Using the records that follow, copy every line containing the word "Point".

*** Data records

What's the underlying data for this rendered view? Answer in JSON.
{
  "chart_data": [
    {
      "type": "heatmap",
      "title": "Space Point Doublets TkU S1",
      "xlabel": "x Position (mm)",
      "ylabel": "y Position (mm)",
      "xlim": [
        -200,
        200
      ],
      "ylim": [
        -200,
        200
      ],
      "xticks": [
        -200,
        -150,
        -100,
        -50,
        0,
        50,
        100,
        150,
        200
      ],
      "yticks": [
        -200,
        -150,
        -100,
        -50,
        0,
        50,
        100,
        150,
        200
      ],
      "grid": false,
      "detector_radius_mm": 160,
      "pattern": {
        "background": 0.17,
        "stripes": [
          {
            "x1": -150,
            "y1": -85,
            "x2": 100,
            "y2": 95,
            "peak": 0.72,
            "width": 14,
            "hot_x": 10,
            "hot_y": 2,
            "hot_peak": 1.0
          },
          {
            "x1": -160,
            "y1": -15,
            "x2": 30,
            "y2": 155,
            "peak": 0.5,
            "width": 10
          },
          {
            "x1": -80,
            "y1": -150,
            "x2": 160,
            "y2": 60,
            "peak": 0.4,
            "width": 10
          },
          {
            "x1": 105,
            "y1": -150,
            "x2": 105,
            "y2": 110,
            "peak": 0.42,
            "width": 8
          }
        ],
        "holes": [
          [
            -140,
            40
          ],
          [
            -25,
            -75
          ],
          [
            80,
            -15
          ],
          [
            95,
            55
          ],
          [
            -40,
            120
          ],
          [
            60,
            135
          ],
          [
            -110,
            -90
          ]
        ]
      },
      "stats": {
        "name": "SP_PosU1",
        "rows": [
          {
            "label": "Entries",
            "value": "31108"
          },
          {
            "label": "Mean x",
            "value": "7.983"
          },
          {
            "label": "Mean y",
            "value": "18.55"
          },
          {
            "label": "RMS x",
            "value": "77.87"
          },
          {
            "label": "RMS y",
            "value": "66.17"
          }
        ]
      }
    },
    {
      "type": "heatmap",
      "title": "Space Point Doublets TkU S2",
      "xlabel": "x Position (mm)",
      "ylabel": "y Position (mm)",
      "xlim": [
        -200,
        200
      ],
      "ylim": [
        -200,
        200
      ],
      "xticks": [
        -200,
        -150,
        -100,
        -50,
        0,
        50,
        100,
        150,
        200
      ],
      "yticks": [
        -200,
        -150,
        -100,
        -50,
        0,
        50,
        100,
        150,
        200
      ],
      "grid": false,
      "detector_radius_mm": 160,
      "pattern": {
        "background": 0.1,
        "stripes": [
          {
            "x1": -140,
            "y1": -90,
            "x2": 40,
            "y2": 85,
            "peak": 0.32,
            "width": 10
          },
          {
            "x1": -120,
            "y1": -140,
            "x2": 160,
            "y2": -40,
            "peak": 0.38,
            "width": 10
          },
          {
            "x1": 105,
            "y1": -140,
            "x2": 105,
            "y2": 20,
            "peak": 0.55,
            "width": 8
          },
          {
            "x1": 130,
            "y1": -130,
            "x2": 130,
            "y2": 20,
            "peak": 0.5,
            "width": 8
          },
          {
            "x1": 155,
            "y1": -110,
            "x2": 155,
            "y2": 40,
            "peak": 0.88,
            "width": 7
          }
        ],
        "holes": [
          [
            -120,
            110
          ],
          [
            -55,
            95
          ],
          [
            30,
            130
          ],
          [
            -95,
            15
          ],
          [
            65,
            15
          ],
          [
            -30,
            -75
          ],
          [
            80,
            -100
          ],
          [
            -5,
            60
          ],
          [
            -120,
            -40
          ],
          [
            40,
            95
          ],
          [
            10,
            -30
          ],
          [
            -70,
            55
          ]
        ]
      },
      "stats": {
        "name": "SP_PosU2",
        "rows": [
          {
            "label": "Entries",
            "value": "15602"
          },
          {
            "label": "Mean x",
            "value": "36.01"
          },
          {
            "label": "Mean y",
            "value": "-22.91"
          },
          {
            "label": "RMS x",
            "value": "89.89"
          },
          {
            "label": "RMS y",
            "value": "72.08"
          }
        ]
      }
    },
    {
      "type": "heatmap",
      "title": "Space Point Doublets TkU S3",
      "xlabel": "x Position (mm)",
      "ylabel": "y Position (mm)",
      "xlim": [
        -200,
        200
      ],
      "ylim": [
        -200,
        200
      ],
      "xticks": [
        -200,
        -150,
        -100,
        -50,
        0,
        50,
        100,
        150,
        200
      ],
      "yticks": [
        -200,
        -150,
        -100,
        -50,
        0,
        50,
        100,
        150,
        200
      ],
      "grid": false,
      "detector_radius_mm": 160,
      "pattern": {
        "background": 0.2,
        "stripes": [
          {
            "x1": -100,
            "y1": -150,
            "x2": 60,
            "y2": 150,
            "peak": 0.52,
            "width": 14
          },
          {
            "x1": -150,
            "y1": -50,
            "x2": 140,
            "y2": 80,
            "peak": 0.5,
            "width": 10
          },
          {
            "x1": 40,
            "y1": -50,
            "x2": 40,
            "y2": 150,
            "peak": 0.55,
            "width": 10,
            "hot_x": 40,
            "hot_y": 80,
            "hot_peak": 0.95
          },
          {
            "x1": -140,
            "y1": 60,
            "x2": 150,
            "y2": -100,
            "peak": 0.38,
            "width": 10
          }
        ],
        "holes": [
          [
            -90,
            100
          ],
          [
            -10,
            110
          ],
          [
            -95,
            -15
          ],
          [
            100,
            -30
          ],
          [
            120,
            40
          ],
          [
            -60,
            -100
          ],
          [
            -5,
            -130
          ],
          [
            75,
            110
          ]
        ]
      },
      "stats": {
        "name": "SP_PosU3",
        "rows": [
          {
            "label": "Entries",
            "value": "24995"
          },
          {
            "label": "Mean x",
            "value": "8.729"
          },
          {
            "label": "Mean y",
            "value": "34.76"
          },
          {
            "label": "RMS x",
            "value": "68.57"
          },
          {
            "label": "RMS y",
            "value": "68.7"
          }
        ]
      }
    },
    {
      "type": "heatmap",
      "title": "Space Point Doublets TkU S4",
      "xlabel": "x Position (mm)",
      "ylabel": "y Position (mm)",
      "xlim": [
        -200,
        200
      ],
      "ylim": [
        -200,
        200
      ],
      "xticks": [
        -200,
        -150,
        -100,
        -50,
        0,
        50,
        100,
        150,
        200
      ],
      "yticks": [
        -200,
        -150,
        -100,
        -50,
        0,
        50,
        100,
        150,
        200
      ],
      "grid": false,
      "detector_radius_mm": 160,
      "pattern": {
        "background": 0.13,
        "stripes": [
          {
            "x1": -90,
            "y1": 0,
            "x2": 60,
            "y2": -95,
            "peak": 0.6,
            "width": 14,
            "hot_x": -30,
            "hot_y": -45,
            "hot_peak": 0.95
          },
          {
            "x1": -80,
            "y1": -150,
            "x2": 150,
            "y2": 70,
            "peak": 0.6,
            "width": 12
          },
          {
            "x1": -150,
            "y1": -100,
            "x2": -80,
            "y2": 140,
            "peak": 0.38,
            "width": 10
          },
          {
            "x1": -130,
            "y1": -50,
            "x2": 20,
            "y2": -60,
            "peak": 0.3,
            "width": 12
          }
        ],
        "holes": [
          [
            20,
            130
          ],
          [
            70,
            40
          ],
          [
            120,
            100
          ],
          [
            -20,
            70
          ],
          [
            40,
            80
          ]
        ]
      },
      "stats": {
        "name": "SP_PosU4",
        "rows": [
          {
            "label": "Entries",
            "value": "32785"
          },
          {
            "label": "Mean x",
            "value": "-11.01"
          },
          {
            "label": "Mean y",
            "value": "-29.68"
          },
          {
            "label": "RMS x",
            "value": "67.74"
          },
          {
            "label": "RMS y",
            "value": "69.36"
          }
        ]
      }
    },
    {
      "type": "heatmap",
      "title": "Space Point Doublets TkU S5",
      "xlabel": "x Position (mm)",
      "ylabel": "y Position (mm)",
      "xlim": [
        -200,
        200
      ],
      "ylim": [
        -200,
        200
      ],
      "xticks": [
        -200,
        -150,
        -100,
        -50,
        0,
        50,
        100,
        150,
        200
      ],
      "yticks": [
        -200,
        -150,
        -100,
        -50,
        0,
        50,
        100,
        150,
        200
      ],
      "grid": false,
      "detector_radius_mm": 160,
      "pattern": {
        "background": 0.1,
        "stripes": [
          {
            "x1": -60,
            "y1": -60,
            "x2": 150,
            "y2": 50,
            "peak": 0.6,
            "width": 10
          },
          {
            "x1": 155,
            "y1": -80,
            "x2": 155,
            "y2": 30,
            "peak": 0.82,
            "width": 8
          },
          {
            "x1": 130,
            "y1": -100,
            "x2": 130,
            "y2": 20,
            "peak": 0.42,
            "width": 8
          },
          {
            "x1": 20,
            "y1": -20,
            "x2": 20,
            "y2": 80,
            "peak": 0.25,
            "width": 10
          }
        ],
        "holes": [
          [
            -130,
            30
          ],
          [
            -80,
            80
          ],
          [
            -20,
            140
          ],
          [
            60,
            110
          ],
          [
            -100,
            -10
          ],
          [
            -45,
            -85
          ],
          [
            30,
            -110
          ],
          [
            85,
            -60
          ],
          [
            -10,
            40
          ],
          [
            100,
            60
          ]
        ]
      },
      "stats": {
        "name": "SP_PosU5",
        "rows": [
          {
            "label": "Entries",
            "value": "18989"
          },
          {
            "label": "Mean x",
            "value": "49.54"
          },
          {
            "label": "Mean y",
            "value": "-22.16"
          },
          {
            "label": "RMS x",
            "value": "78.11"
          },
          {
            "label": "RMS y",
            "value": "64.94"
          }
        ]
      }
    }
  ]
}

******

**Task result**
      "title": "Space Point Doublets TkU S1",
      "title": "Space Point Doublets TkU S2",
      "title": "Space Point Doublets TkU S3",
      "title": "Space Point Doublets TkU S4",
      "title": "Space Point Doublets TkU S5",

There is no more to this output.